Written task: Your job is to restate each entry word for word.
# # # #
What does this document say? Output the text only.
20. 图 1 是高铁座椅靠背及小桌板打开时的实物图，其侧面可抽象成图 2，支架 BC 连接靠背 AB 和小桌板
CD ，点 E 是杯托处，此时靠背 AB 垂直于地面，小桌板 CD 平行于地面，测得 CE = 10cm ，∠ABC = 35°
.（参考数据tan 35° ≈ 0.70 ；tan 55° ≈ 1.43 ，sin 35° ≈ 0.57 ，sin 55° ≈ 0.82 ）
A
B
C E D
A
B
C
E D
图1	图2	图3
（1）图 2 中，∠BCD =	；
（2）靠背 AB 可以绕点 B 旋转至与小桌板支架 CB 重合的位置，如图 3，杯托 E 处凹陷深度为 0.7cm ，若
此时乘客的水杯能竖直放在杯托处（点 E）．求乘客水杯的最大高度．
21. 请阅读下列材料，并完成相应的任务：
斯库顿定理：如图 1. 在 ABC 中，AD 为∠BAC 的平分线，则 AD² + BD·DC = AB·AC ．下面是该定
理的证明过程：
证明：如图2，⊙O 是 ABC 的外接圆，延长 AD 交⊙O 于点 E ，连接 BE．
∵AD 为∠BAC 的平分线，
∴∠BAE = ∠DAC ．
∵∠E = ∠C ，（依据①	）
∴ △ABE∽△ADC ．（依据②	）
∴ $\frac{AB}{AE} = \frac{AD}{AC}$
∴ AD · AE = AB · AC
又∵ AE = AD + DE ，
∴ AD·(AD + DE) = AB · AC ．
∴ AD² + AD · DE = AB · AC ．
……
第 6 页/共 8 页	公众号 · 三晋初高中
# # # #
Solution:
What does this document say? Output the text only.
20. 图 1 是高铁座椅靠背及小桌板打开时的实物图，其侧面可抽象成图 2，支架 BC 连接靠背 AB 和小桌板
CD ，点 E 是杯托处，此时靠背 AB 垂直于地面，小桌板 CD 平行于地面，测得 CE = 10cm ，∠ABC = 35°
.（参考数据tan 35° ≈ 0.70 ；tan 55° ≈ 1.43 ，sin 35° ≈ 0.57 ，sin 55° ≈ 0.82 ）
A
B
C E D
A
B
C
E D
图1	图2	图3
（1）图 2 中，∠BCD =	；
（2）靠背 AB 可以绕点 B 旋转至与小桌板支架 CB 重合的位置，如图 3，杯托 E 处凹陷深度为 0.7cm ，若
此时乘客的水杯能竖直放在杯托处（点 E）．求乘客水杯的最大高度．
21. 请阅读下列材料，并完成相应的任务：
斯库顿定理：如图 1. 在 ABC 中，AD 为∠BAC 的平分线，则 AD² + BD·DC = AB·AC ．下面是该定
理的证明过程：
证明：如图2，⊙O 是 ABC 的外接圆，延长 AD 交⊙O 于点 E ，连接 BE．
∵AD 为∠BAC 的平分线，
∴∠BAE = ∠DAC ．
∵∠E = ∠C ，（依据①	）
∴ △ABE∽△ADC ．（依据②	）
∴ $\frac{AB}{AE} = \frac{AD}{AC}$
∴ AD · AE = AB · AC
又∵ AE = AD + DE ，
∴ AD·(AD + DE) = AB · AC ．
∴ AD² + AD · DE = AB · AC ．
……
第 6 页/共 8 页	公众号 · 三晋初高中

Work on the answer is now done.